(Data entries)

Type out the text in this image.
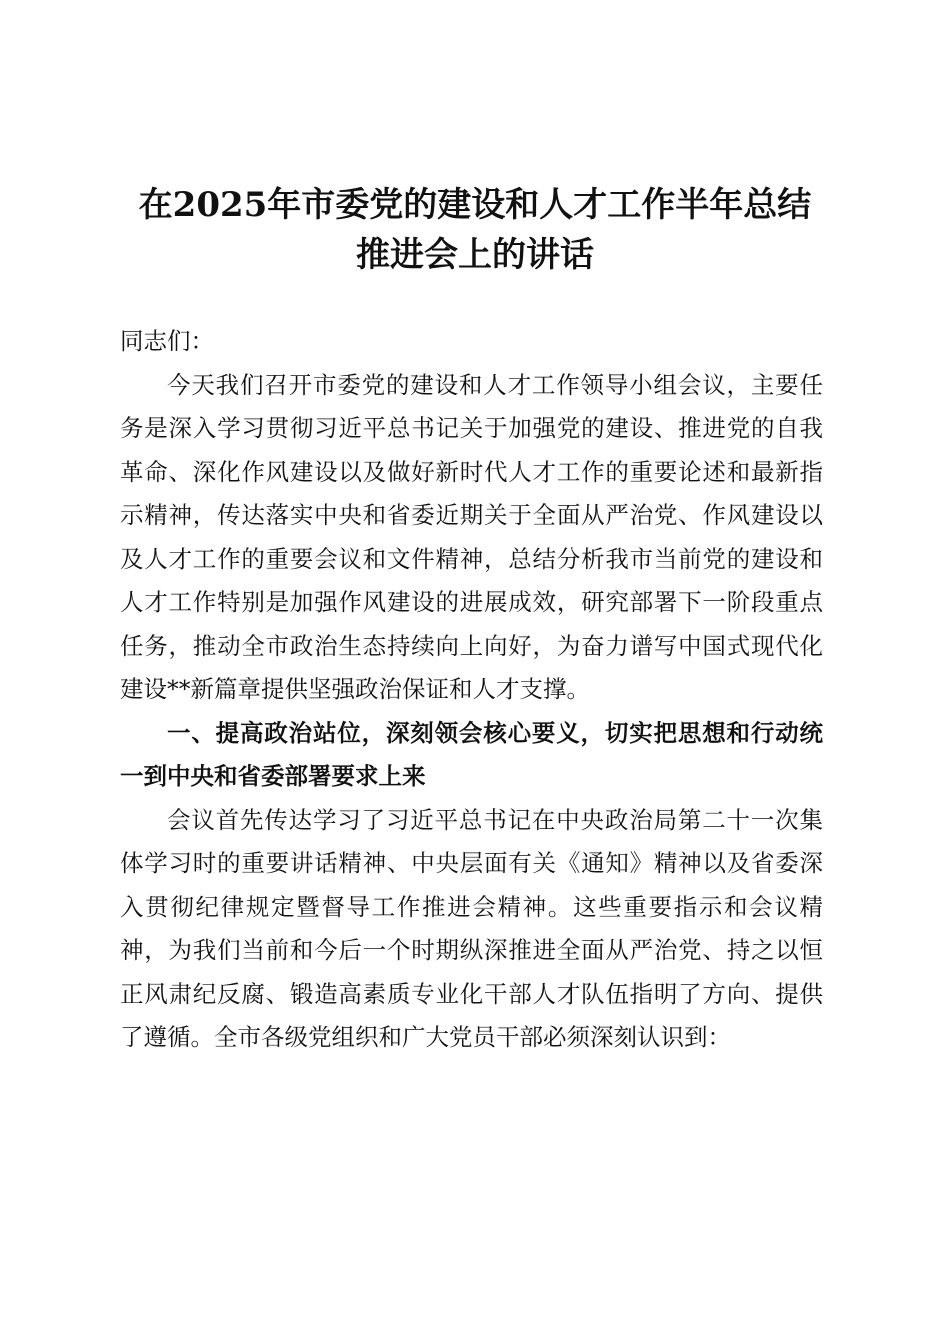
在2025年市委党的建设和人才工作半年总结
推进会上的讲话

同志们：

今天我们召开市委党的建设和人才工作领导小组会议，主要任务是深入学习贯彻习近平总书记关于加强党的建设、推进党的自我革命、深化作风建设以及做好新时代人才工作的重要论述和最新指示精神，传达落实中央和省委近期关于全面从严治党、作风建设以及人才工作的重要会议和文件精神，总结分析我市当前党的建设和人才工作特别是加强作风建设的进展成效，研究部署下一阶段重点任务，推动全市政治生态持续向上向好，为奋力谱写中国式现代化建设**新篇章提供坚强政治保证和人才支撑。

一、提高政治站位，深刻领会核心要义，切实把思想和行动统一到中央和省委部署要求上来

会议首先传达学习了习近平总书记在中央政治局第二十一次集体学习时的重要讲话精神、中央层面有关《通知》精神以及省委深入贯彻纪律规定暨督导工作推进会精神。这些重要指示和会议精神，为我们当前和今后一个时期纵深推进全面从严治党、持之以恒正风肃纪反腐、锻造高素质专业化干部人才队伍指明了方向、提供了遵循。全市各级党组织和广大党员干部必须深刻认识到：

YOUR OBJECTIVE
Transcribe the entries above verbatim, omitting their pictures.

FULL OUTPUT
Type out the text in this image.
在2025年市委党的建设和人才工作半年总结
推进会上的讲话

同志们：

今天我们召开市委党的建设和人才工作领导小组会议，主要任务是深入学习贯彻习近平总书记关于加强党的建设、推进党的自我革命、深化作风建设以及做好新时代人才工作的重要论述和最新指示精神，传达落实中央和省委近期关于全面从严治党、作风建设以及人才工作的重要会议和文件精神，总结分析我市当前党的建设和人才工作特别是加强作风建设的进展成效，研究部署下一阶段重点任务，推动全市政治生态持续向上向好，为奋力谱写中国式现代化建设**新篇章提供坚强政治保证和人才支撑。

一、提高政治站位，深刻领会核心要义，切实把思想和行动统一到中央和省委部署要求上来

会议首先传达学习了习近平总书记在中央政治局第二十一次集体学习时的重要讲话精神、中央层面有关《通知》精神以及省委深入贯彻纪律规定暨督导工作推进会精神。这些重要指示和会议精神，为我们当前和今后一个时期纵深推进全面从严治党、持之以恒正风肃纪反腐、锻造高素质专业化干部人才队伍指明了方向、提供了遵循。全市各级党组织和广大党员干部必须深刻认识到：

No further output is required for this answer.